## Selected passage
Tell me a story

There is a rush to teach children subjects that will enable them to pass standardized tests, study with rigor and do well in the world. The emphasis on success has been to add more STEM (Science, Technology, Engineering, Mathematics) courses. Many of us in education are reading and hearing that the sciences and mathematics are where jobs lie, where wealth and upward mobility are to be found. Thus we hear that our teachers and our professors, our schools and even our universities, would do well to emphasize these subjects. And while standardized tests are not yet used to measure abilities in science, I am sure this lack will soon be rectified by the folks who bring you standardized tests of reading and math. Even in public school, English teachers are being advised to focus on nonfiction reading versus fiction or poetry. History, literature, music, the arts, psychology and sociology are rarely considered as ways to prepare “successful” students, teachers, lawyers or doctors for their professions.

As a former teacher of literature in high schools and colleges I find this development not only disheartening, I find it frightening. I have always believed that reading novels and stories and poetry is what brings out and challenges the very humanity in us, calling on our ability to empathize. In the experience of losing ourselves in the lives of others, be it in a short story by Raymond Carver, a poem by Yusef Koumanyaka or a young adult novel by Sharon Flake, we “enter fully into other people’s thoughts and feelings” as science writer, Annie Murphy Paul wrote in her column on March 18 in the New York Times called Your Brain on Fiction.  The message of her column is that neuroscientists have been able to observe the effect of reading novels on the way people function. In a study conducted from Canada, it was have found that “individuals who frequently read fiction seem to understand other people, empathize with them and see the world from their perspective. “The study notes that “Fiction…is a particularly useful simulation because negotiating the social world effectively is extremely tricky, requiring us to weigh up myriad interacting instances of cause and effect. “

What does it mean, then, that we are rapidly eliminating literature and novel reading from our curricular requirements? Humanities, the study of literature, languages, history, philosophy and the arts, gets its name because such study engages us in the unique qualities that make us human. If we lose this area of engagement with our students, as we are doing cut by cut to our core curriculums, we are losing those subjects that we most need in a world that is so complex and globally intimate. Our children need the ability to “weigh up myriad interacting instances of cause and effect” in the realms of work and neighborhood, in their greetings and exchanges at the supermarket, the post office, with the online computer assistant, the man who hires them, the woman who is their doctor.

## Raw records
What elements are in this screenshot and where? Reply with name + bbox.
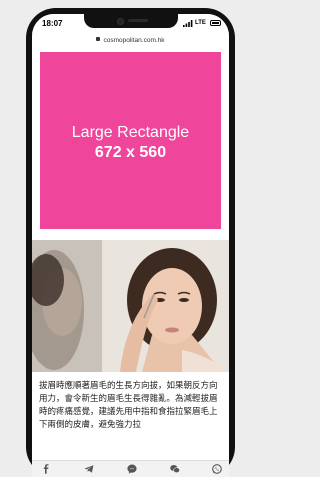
ad-title: Large Rectangle	[71, 124, 190, 141]
phone-screen: 18:07 LTE cosmopolitan.com.hk Large Rect…	[32, 14, 229, 477]
woman-plucking-eyebrows-image	[32, 240, 229, 372]
ad-size: 672 x 560	[94, 144, 167, 161]
status-time: 18:07	[42, 19, 63, 28]
address-bar[interactable]: cosmopolitan.com.hk	[32, 34, 229, 48]
signal-icon	[183, 20, 193, 27]
url-text: cosmopolitan.com.hk	[103, 37, 165, 44]
notch	[84, 14, 178, 28]
facebook-icon[interactable]	[41, 464, 51, 474]
telegram-icon[interactable]	[84, 464, 94, 474]
network-type: LTE	[195, 20, 206, 26]
messenger-icon[interactable]	[127, 464, 137, 474]
battery-icon	[210, 20, 221, 26]
wechat-icon[interactable]	[170, 464, 180, 474]
lock-icon	[96, 37, 101, 42]
article-text: 拔眉時應順著眉毛的生長方向拔，如果朝反方向用力，會令新生的眉毛生長得雜亂。為減輕…	[39, 380, 218, 429]
whatsapp-icon[interactable]	[212, 464, 222, 474]
share-bar	[32, 460, 229, 477]
front-camera-icon	[117, 18, 124, 25]
article-photo	[32, 240, 229, 372]
status-bar: 18:07 LTE	[32, 14, 229, 34]
speaker-icon	[128, 19, 148, 22]
ad-placeholder[interactable]: Large Rectangle 672 x 560	[40, 52, 221, 229]
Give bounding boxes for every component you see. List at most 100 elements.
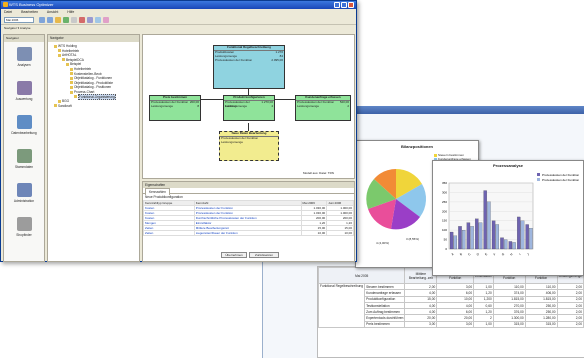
folder-icon	[70, 81, 73, 85]
kpi-table: Kennzahltyp Gruppe Kennzahl Mai 2006 Juni 2…	[143, 200, 354, 236]
function-box-row: Leistungsmenge	[220, 140, 278, 145]
bar-chart: 0 50 100 150 200 250 300 350 A B C D E F G H I J Prozessko…	[442, 173, 580, 257]
row-label: Leistungsmenge	[297, 104, 320, 108]
folder-icon	[58, 49, 61, 53]
save-icon[interactable]	[63, 17, 69, 23]
bar	[475, 218, 479, 250]
x-tick-label: C	[467, 251, 472, 256]
tab-kennzahlen[interactable]: Kennzahlen	[145, 188, 170, 195]
nav-item[interactable]: Stammdaten	[4, 149, 44, 169]
refresh-icon[interactable]	[95, 17, 101, 23]
nav-item[interactable]: Analysen	[4, 47, 44, 67]
tree-node-label: Sandkraft	[58, 103, 72, 108]
report-table-sheet: Mai 2005Mittlere Bearbeitung..zeitLiegez…	[317, 266, 584, 358]
bar	[483, 190, 487, 250]
menu-item[interactable]: Bearbeiten	[21, 10, 38, 14]
function-box-row: Leistungsmenge 4	[224, 104, 274, 109]
table-cell: 10,00	[326, 230, 354, 236]
tree-node[interactable]: WTS Holding	[54, 44, 77, 48]
tree-node[interactable]: Objektkatalog - Funktionen	[70, 76, 112, 80]
close-button[interactable]	[348, 2, 354, 8]
chart-icon[interactable]	[103, 17, 109, 23]
legend-label: Prozesskosten der Funktion	[542, 173, 580, 177]
tree-node-label: Objektkatalog - Funktionen	[74, 76, 113, 81]
folder-icon	[58, 53, 61, 57]
menu-item[interactable]: Datei	[4, 10, 12, 14]
bar-chart-window: Prozessanalyse 0 50 100 150 200 250 300 350 A B C D…	[432, 160, 584, 276]
x-tick-label: H	[509, 252, 513, 256]
table-cell: 1,00	[473, 320, 494, 329]
bar	[500, 237, 504, 250]
back-icon[interactable]	[39, 17, 45, 23]
nav-item-label: Administration	[13, 199, 35, 203]
diagram-status: Modell aus: Datei: TRN	[303, 171, 334, 175]
tree-node[interactable]: Sandkraft	[54, 104, 72, 108]
nav-item[interactable]: Administration	[4, 183, 44, 203]
function-box-row: Prozesskosten der Funktion 2.095,00	[214, 58, 284, 63]
tree-node[interactable]: Hotelbetrieb	[70, 67, 91, 71]
tree-node-label: BGG	[62, 99, 70, 104]
properties-panel: Eigenschaften Kennzahlen Neue Produktkon…	[142, 181, 355, 262]
nav-item[interactable]: Auswertung	[4, 81, 44, 101]
period-combo[interactable]: Mai 2006	[4, 17, 34, 23]
folder-icon	[70, 86, 73, 90]
function-box-top[interactable]: Funktional Regelbeschreibung Produktkost…	[213, 45, 285, 89]
toolbar: Mai 2006	[1, 16, 356, 25]
folder-icon[interactable]	[55, 17, 61, 23]
table-row[interactable]: Zeiten Liegezeiten/Dauer der Funktion 10,0…	[143, 230, 354, 236]
tree-node[interactable]: Beispiel	[66, 62, 81, 66]
tree-node[interactable]: BeispielDCA	[62, 58, 84, 62]
tree-node[interactable]: Kostenstellen-Beob	[70, 72, 102, 76]
corner-header: Mai 2005	[317, 267, 406, 284]
folder-icon	[54, 44, 57, 48]
reset-button[interactable]: Zurücksetzen	[249, 252, 279, 258]
nav-item-icon	[16, 183, 32, 197]
tree-node[interactable]: Objektkatalog - Produktliste	[70, 81, 113, 85]
pie-chart-title: Bilanzpositionen	[401, 144, 433, 149]
nav-item-label: Analysen	[17, 63, 31, 67]
tree-node[interactable]: BGG	[58, 99, 69, 103]
bar	[529, 228, 533, 250]
nav-item-label: Datenbearbeitung	[11, 131, 37, 135]
function-box-bottom[interactable]: Neue Daten Bearbeitung Prozesskosten der…	[219, 131, 279, 161]
x-tick-label: B	[459, 252, 463, 256]
bar	[491, 220, 496, 250]
nav-item-label: Auswertung	[15, 97, 33, 101]
function-box-left[interactable]: Preis bestimmen Prozesskosten der Funkti…	[149, 95, 201, 121]
minimize-button[interactable]	[334, 2, 340, 8]
menu-item[interactable]: Hilfe	[67, 10, 74, 14]
tree-node[interactable]: Objektkatalog - Positionen	[70, 85, 111, 89]
tree-node[interactable]: Funktional-Organisierung	[74, 93, 116, 100]
table-cell: 10,00	[300, 230, 328, 236]
apply-button[interactable]: Übernehmen	[221, 252, 247, 258]
x-tick-label: G	[501, 252, 506, 257]
tree-node-label: BeispielDCA	[66, 57, 84, 62]
nav-item-icon	[16, 47, 32, 61]
folder-icon	[70, 90, 73, 94]
table-cell: 315,00	[524, 320, 558, 329]
app-title: WTS Business Optimizer	[9, 2, 54, 7]
nav-item[interactable]: Shopfinder	[4, 217, 44, 237]
bar	[520, 220, 525, 250]
tree-node[interactable]: ArtHOTAL	[58, 53, 76, 57]
table-cell: Liegezeiten/Dauer der Funktion	[193, 230, 302, 236]
print-icon[interactable]	[71, 17, 77, 23]
maximize-button[interactable]	[341, 2, 347, 8]
folder-icon	[54, 104, 57, 108]
menu-item[interactable]: Ansicht	[47, 10, 58, 14]
row-value: 2.095,00	[271, 58, 283, 62]
forward-icon[interactable]	[47, 17, 53, 23]
tree-node[interactable]: Hotelbetrieb	[58, 49, 79, 53]
tree-node-label: ArtHOTAL	[62, 53, 77, 58]
bar	[466, 222, 471, 250]
function-box-right[interactable]: Kundenanfrage erfassen Prozesskosten der…	[295, 95, 351, 121]
legend-swatch	[537, 173, 540, 176]
nav-item[interactable]: Datenbearbeitung	[4, 115, 44, 135]
table-cell: Zeiten	[143, 230, 195, 236]
function-box-middle[interactable]: Produkt konfigurieren Prozesskosten der …	[223, 95, 275, 121]
delete-icon[interactable]	[79, 17, 85, 23]
legend-label: Prozesskosten der Funktion	[542, 178, 580, 182]
y-tick-label: 350	[442, 181, 447, 185]
menubar: Datei Bearbeiten Ansicht Hilfe	[1, 9, 356, 16]
zoom-icon[interactable]	[87, 17, 93, 23]
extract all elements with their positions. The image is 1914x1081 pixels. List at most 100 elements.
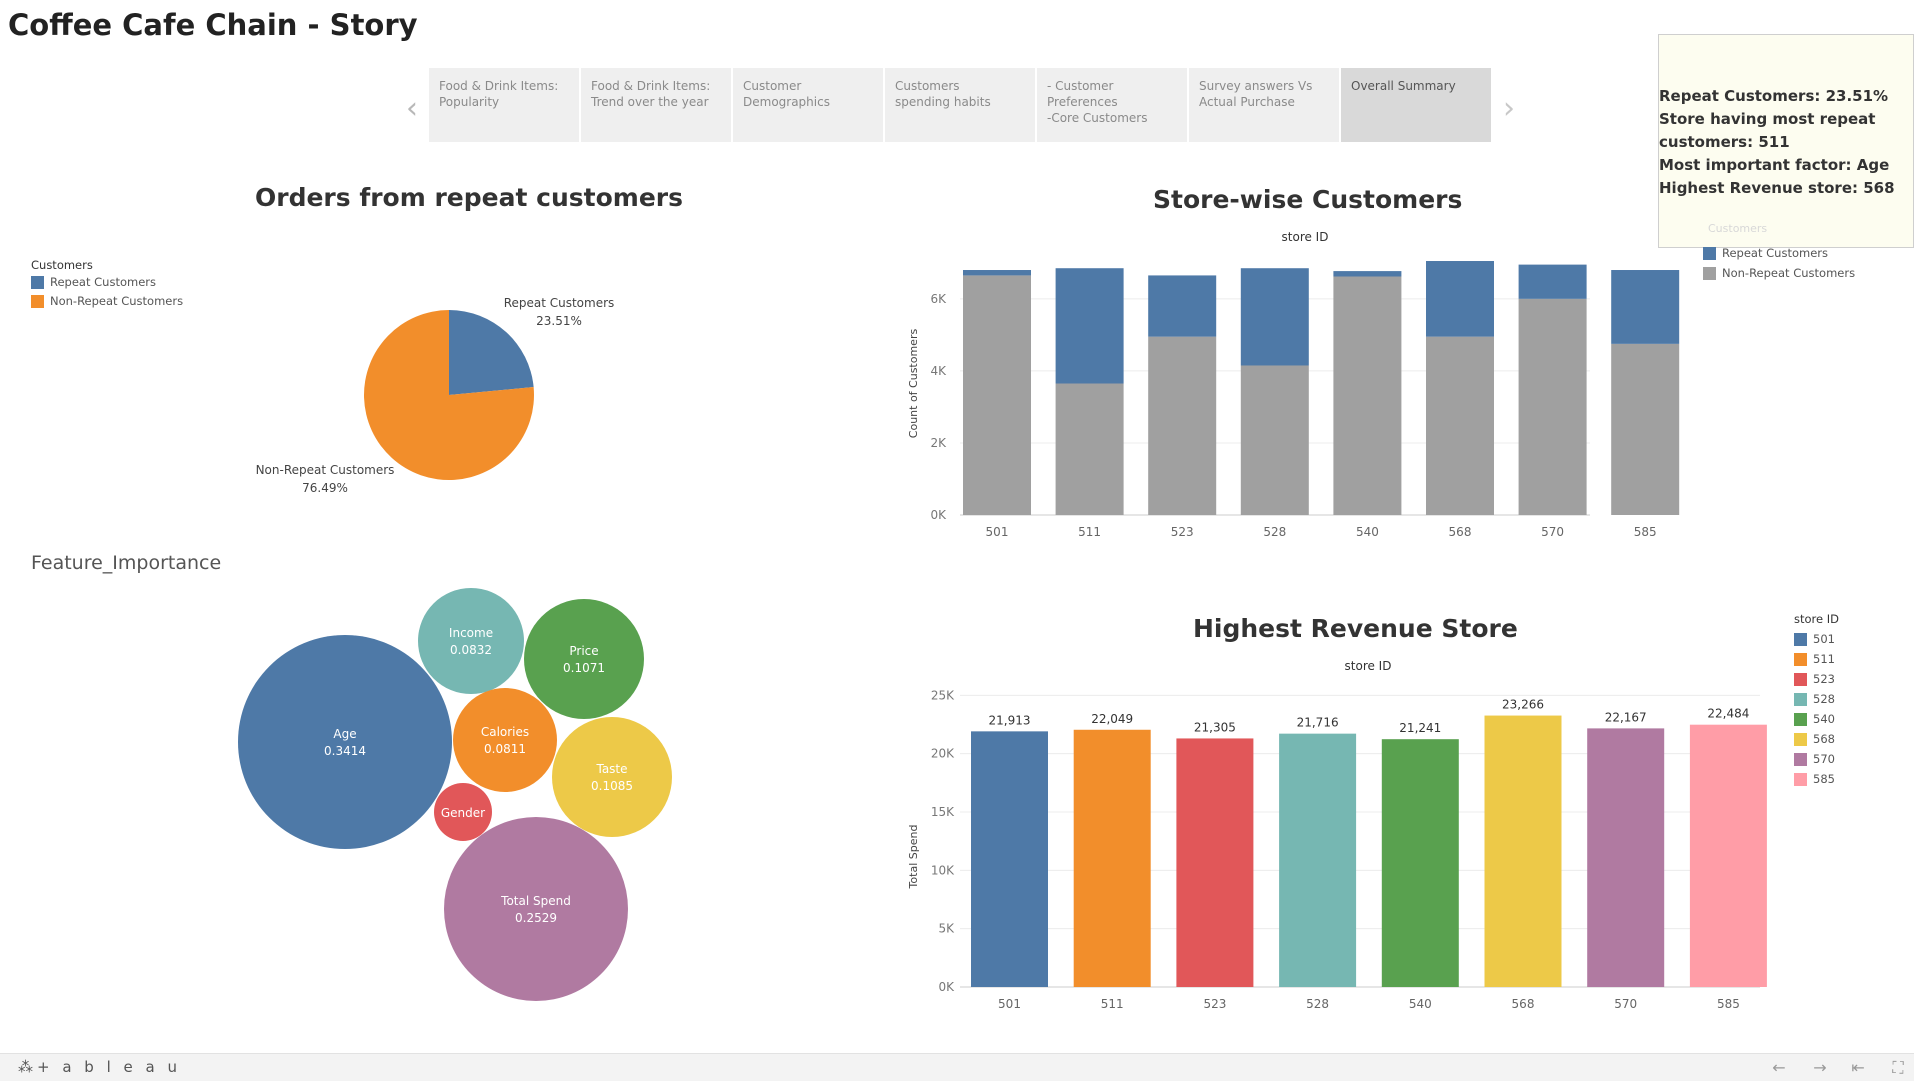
data-label: 21,241 [1399, 721, 1441, 735]
legend-label: 568 [1813, 732, 1835, 746]
pie-slice-value: 23.51% [536, 314, 582, 328]
x-tick-label: 568 [1512, 997, 1535, 1011]
revenue-legend-item-540[interactable]: 540 [1794, 709, 1839, 729]
tableau-logo-text: + a b l e a u [37, 1058, 181, 1076]
data-label: 21,305 [1194, 720, 1236, 734]
legend-item-non-repeat[interactable]: Non-Repeat Customers [31, 291, 183, 311]
bar-segment-non-repeat-501[interactable] [963, 275, 1031, 515]
bar-segment-repeat-523[interactable] [1148, 275, 1217, 337]
x-tick-label: 501 [986, 525, 1009, 539]
pie-legend-title: Customers [31, 258, 93, 272]
revenue-legend-item-528[interactable]: 528 [1794, 689, 1839, 709]
bubble-price[interactable]: Price 0.1071 [524, 599, 644, 719]
bubble-income[interactable]: Income 0.0832 [418, 588, 524, 694]
bubble-value: 0.0811 [484, 742, 526, 756]
y-tick-label: 25K [931, 688, 955, 702]
chevron-left-icon[interactable]: ‹ [400, 94, 424, 124]
x-tick-label: 568 [1449, 525, 1472, 539]
pie-slice-repeat[interactable] [449, 310, 534, 395]
legend-swatch [1794, 712, 1807, 726]
story-tab-1[interactable]: Food & Drink Items: Popularity [429, 68, 579, 142]
revenue-legend-item-568[interactable]: 568 [1794, 729, 1839, 749]
legend-swatch [1703, 246, 1716, 260]
y-tick-label: 10K [931, 863, 955, 877]
data-label: 22,484 [1707, 707, 1749, 721]
bar-segment-repeat-568[interactable] [1426, 261, 1494, 337]
bar-segment-repeat-585[interactable] [1611, 270, 1680, 344]
x-tick-label: 523 [1203, 997, 1226, 1011]
bubble-value: 0.2529 [515, 911, 557, 925]
bubble-taste[interactable]: Taste 0.1085 [552, 717, 672, 837]
revenue-bar-568[interactable] [1484, 715, 1562, 987]
ghost-legend-title: Customers [1708, 222, 1768, 235]
revenue-bar-501[interactable] [971, 731, 1048, 987]
bubble-label: Taste [595, 762, 627, 776]
revenue-bar-chart: store ID 0K 5K 10K 15K 20K 25K Total Spend 21,91… [907, 659, 1767, 1011]
revenue-legend-item-523[interactable]: 523 [1794, 669, 1839, 689]
bar-segment-non-repeat-540[interactable] [1333, 276, 1402, 515]
store-wise-legend: Repeat Customers Non-Repeat Customers [1703, 243, 1855, 283]
revenue-bar-523[interactable] [1176, 738, 1254, 987]
bar-segment-non-repeat-511[interactable] [1055, 383, 1124, 516]
bar-segment-repeat-501[interactable] [963, 270, 1031, 276]
legend-item-non-repeat[interactable]: Non-Repeat Customers [1703, 263, 1855, 283]
story-tab-7[interactable]: Overall Summary [1341, 68, 1491, 142]
legend-swatch [1794, 672, 1807, 686]
bar-segment-repeat-528[interactable] [1240, 268, 1309, 366]
y-axis-label: Count of Customers [907, 329, 920, 439]
revenue-legend-item-585[interactable]: 585 [1794, 769, 1839, 789]
x-tick-label: 511 [1101, 997, 1124, 1011]
legend-swatch [1794, 692, 1807, 706]
legend-label: 523 [1813, 672, 1835, 686]
revenue-bar-528[interactable] [1279, 733, 1357, 987]
bubble-calories[interactable]: Calories 0.0811 [453, 688, 557, 792]
story-tab-4[interactable]: Customers spending habits [885, 68, 1035, 142]
bubble-age[interactable]: Age 0.3414 [238, 635, 452, 849]
revenue-legend-item-501[interactable]: 501 [1794, 629, 1839, 649]
story-tab-6[interactable]: Survey answers Vs Actual Purchase [1189, 68, 1339, 142]
bar-segment-non-repeat-568[interactable] [1426, 336, 1494, 515]
bar-segment-non-repeat-585[interactable] [1611, 343, 1680, 515]
summary-important-factor: Most important factor: Age [1659, 156, 1890, 174]
story-tab-5[interactable]: - Customer Preferences -Core Customers [1037, 68, 1187, 142]
revert-icon[interactable]: ⇤ [1846, 1058, 1870, 1077]
legend-swatch [31, 275, 44, 289]
legend-label: Repeat Customers [1722, 246, 1828, 260]
bar-segment-non-repeat-523[interactable] [1148, 336, 1217, 515]
revenue-legend-item-511[interactable]: 511 [1794, 649, 1839, 669]
undo-icon[interactable]: ← [1767, 1058, 1791, 1077]
redo-icon[interactable]: → [1808, 1058, 1832, 1077]
x-tick-label: 511 [1078, 525, 1101, 539]
bar-segment-repeat-511[interactable] [1055, 268, 1124, 384]
summary-repeat-customers: Repeat Customers: 23.51% [1659, 87, 1889, 105]
tableau-logo: ⁂+ a b l e a u [18, 1058, 181, 1076]
bubble-gender[interactable]: Gender [434, 783, 492, 841]
fullscreen-icon[interactable]: ⛶ [1886, 1058, 1910, 1077]
bar-segment-repeat-570[interactable] [1518, 264, 1587, 299]
revenue-bar-585[interactable] [1689, 724, 1767, 987]
pie-chart-title: Orders from repeat customers [255, 183, 683, 212]
bubble-label: Calories [481, 725, 529, 739]
chevron-right-icon[interactable]: › [1497, 94, 1521, 124]
revenue-bar-540[interactable] [1381, 739, 1459, 987]
bar-segment-non-repeat-570[interactable] [1518, 298, 1587, 515]
legend-swatch [1794, 652, 1807, 666]
story-tab-2[interactable]: Food & Drink Items: Trend over the year [581, 68, 731, 142]
bar-segment-repeat-540[interactable] [1333, 271, 1402, 277]
revenue-bar-511[interactable] [1073, 729, 1151, 987]
bubble-label: Price [569, 644, 598, 658]
legend-item-repeat[interactable]: Repeat Customers [1703, 243, 1855, 263]
bubble-total-spend[interactable]: Total Spend 0.2529 [444, 817, 628, 1001]
revenue-legend-item-570[interactable]: 570 [1794, 749, 1839, 769]
legend-item-repeat[interactable]: Repeat Customers [31, 272, 183, 292]
bubble-value: 0.1085 [591, 779, 633, 793]
bottom-toolbar [0, 1053, 1914, 1081]
data-label: 23,266 [1502, 698, 1544, 712]
column-header: store ID [1345, 659, 1392, 673]
store-wise-bar-chart: store ID 0K 2K 4K 6K Count of Customers 501 511… [907, 230, 1680, 539]
story-title: Coffee Cafe Chain - Story [8, 8, 418, 42]
story-tab-3[interactable]: Customer Demographics [733, 68, 883, 142]
legend-label: 585 [1813, 772, 1835, 786]
bar-segment-non-repeat-528[interactable] [1240, 365, 1309, 515]
revenue-bar-570[interactable] [1587, 728, 1665, 987]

## Description of the task
Translate this sentence from the essay on teaching literature into Spanish: "I have always believed that reading novels and stories and poetry is what brings out and challenges the very humanity in us, calling on our ability to empathize."

## Output for this exercise
Siempre he creído que leer novelas, cuentos y poesía es lo que despierta y pone a prueba la humanidad misma que hay en nosotros, apelando a nuestra capacidad de empatizar.